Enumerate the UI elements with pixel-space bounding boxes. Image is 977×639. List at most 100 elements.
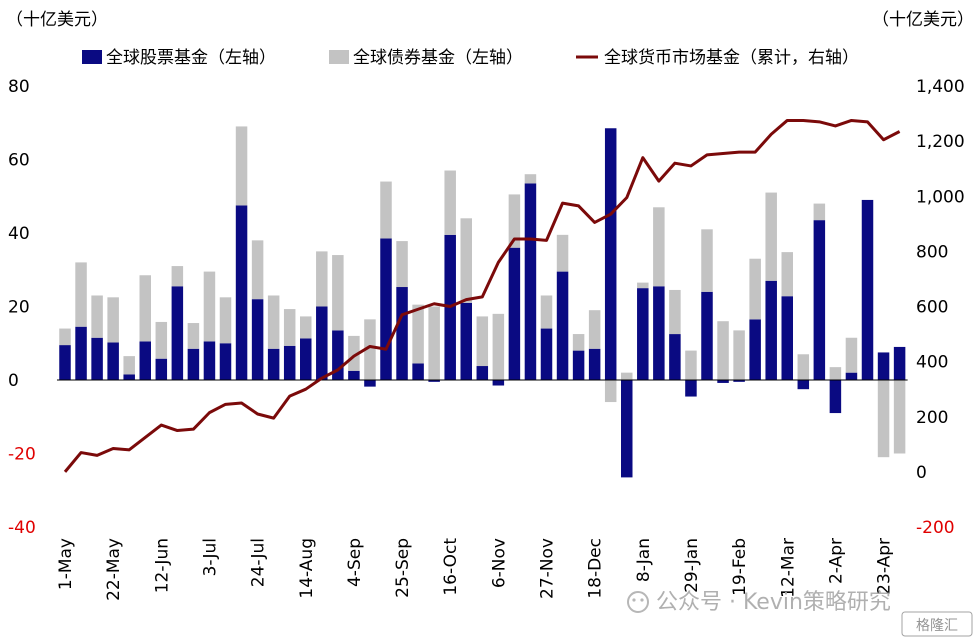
- x-tick-label: 25-Sep: [393, 538, 413, 598]
- right-axis: 1,400 1,200 1,000 800 600 400 200 0 -200: [916, 77, 965, 538]
- wechat-icon-eye: [632, 598, 636, 602]
- x-tick-label: 22-May: [104, 538, 124, 601]
- x-tick-label: 29-Jan: [682, 538, 702, 593]
- bar-equity: [845, 372, 858, 380]
- bar-bond: [749, 258, 761, 320]
- bar-equity: [267, 348, 280, 380]
- wechat-icon: [627, 591, 649, 613]
- bar-equity: [235, 205, 248, 380]
- bar-equity: [781, 296, 793, 380]
- bar-equity: [588, 348, 601, 380]
- bar-equity: [251, 299, 264, 380]
- bar-bond: [556, 234, 569, 272]
- bar-equity: [492, 380, 505, 386]
- bar-bond: [717, 321, 729, 380]
- bar-equity: [797, 380, 810, 390]
- bar-bond: [107, 297, 119, 343]
- bar-equity: [556, 271, 569, 380]
- bar-equity: [701, 291, 713, 380]
- x-axis: 1-May 22-May 12-Jun 3-Jul 24-Jul 14-Aug 4-Sep 2…: [56, 538, 895, 601]
- bar-equity: [123, 374, 135, 380]
- bar-bond: [283, 309, 296, 346]
- bar-bond: [428, 306, 440, 380]
- bar-bond: [380, 181, 392, 239]
- bar-bond: [797, 354, 810, 380]
- bar-bond: [572, 334, 585, 351]
- bar-bond: [332, 255, 344, 331]
- bar-bond: [155, 321, 168, 359]
- left-tick-label: 40: [8, 224, 30, 244]
- bar-equity: [75, 326, 87, 380]
- right-tick-label: 800: [916, 242, 948, 262]
- bar-equity: [733, 380, 745, 382]
- bar-bond: [508, 194, 521, 248]
- bar-bond: [604, 380, 617, 403]
- x-tick-label: 18-Dec: [586, 538, 606, 599]
- bar-bond: [348, 335, 360, 371]
- bar-equity: [765, 280, 777, 380]
- bar-equity: [139, 341, 151, 380]
- bar-bond: [829, 367, 842, 380]
- right-tick-label: 1,400: [916, 77, 965, 97]
- x-tick-label: 2-Apr: [826, 538, 846, 584]
- bar-equity: [669, 334, 681, 380]
- money-market-line: [63, 118, 901, 473]
- legend-label-equity: 全球股票基金（左轴）: [106, 48, 276, 68]
- bar-equity: [749, 319, 761, 380]
- right-tick-label: 600: [916, 298, 948, 318]
- bar-equity: [59, 345, 71, 380]
- left-tick-label: -40: [8, 518, 36, 538]
- bar-equity: [476, 366, 489, 380]
- bar-bond: [364, 319, 376, 380]
- bar-bond: [412, 304, 424, 364]
- right-tick-label: 400: [916, 353, 948, 373]
- bar-bond: [460, 218, 472, 303]
- legend-label-money: 全球货币市场基金（累计，右轴）: [604, 48, 859, 68]
- bar-equity: [283, 345, 296, 380]
- bar-equity: [219, 343, 232, 380]
- money-market-series: [63, 118, 901, 473]
- bar-bond: [235, 126, 248, 206]
- bar-bond: [59, 328, 71, 346]
- bar-bond: [540, 295, 553, 329]
- legend: 全球股票基金（左轴） 全球债券基金（左轴） 全球货币市场基金（累计，右轴）: [82, 48, 859, 68]
- bar-equity: [332, 330, 344, 380]
- bar-equity: [171, 286, 184, 380]
- bar-bond: [588, 310, 601, 349]
- left-tick-label: -20: [8, 445, 36, 465]
- bar-equity: [685, 380, 697, 397]
- bar-bond: [781, 252, 793, 297]
- bar-bond: [524, 174, 537, 184]
- bar-equity: [348, 370, 360, 380]
- bar-equity: [428, 380, 440, 382]
- bar-equity: [893, 346, 906, 380]
- bar-equity: [540, 328, 553, 380]
- left-axis: 80 60 40 20 0 -20 -40: [8, 77, 36, 538]
- bar-bond: [300, 316, 312, 339]
- bar-bond: [685, 350, 697, 380]
- bar-bond: [139, 275, 151, 342]
- bar-series: [59, 126, 906, 478]
- x-tick-label: 14-Aug: [297, 538, 317, 599]
- bar-bond: [316, 251, 328, 307]
- x-tick-label: 19-Feb: [730, 538, 750, 596]
- bar-bond: [669, 289, 681, 335]
- wechat-icon-eye-2: [640, 598, 644, 602]
- bar-bond: [219, 297, 232, 344]
- bar-equity: [861, 199, 874, 380]
- x-tick-label: 27-Nov: [538, 538, 558, 599]
- bar-equity: [460, 302, 472, 380]
- bar-equity: [187, 348, 200, 380]
- bar-bond: [893, 380, 906, 454]
- bar-equity: [203, 341, 216, 380]
- bar-equity: [604, 128, 617, 380]
- left-tick-label: 80: [8, 77, 30, 97]
- bar-bond: [653, 207, 665, 287]
- bar-equity: [380, 238, 392, 380]
- bar-bond: [444, 170, 456, 235]
- left-axis-unit: （十亿美元）: [6, 10, 108, 30]
- x-tick-label: 3-Jul: [200, 538, 220, 576]
- right-tick-label: 1,000: [916, 187, 965, 207]
- x-tick-label: 8-Jan: [634, 538, 654, 582]
- bar-equity: [524, 183, 537, 380]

• [INSTRUCTION]: Copy the lines of the entries verbatim, starting at the line containing "- x-tick-label: 25-Sep: [393, 538, 413, 598]" and ending at the line containing "- wechat-icon: [627, 591, 649, 613]", with both of those lines included.

• [WRITTEN RESPONSE]:
- x-tick-label: 25-Sep: [393, 538, 413, 598]
- right-axis: 1,400 1,200 1,000 800 600 400 200 0 -200: [916, 77, 965, 538]
- wechat-icon-eye: [632, 598, 636, 602]
- x-tick-label: 22-May: [104, 538, 124, 601]
- x-tick-label: 29-Jan: [682, 538, 702, 593]
- bar-equity: [845, 372, 858, 380]
- bar-bond: [749, 258, 761, 320]
- bar-equity: [267, 348, 280, 380]
- wechat-icon: [627, 591, 649, 613]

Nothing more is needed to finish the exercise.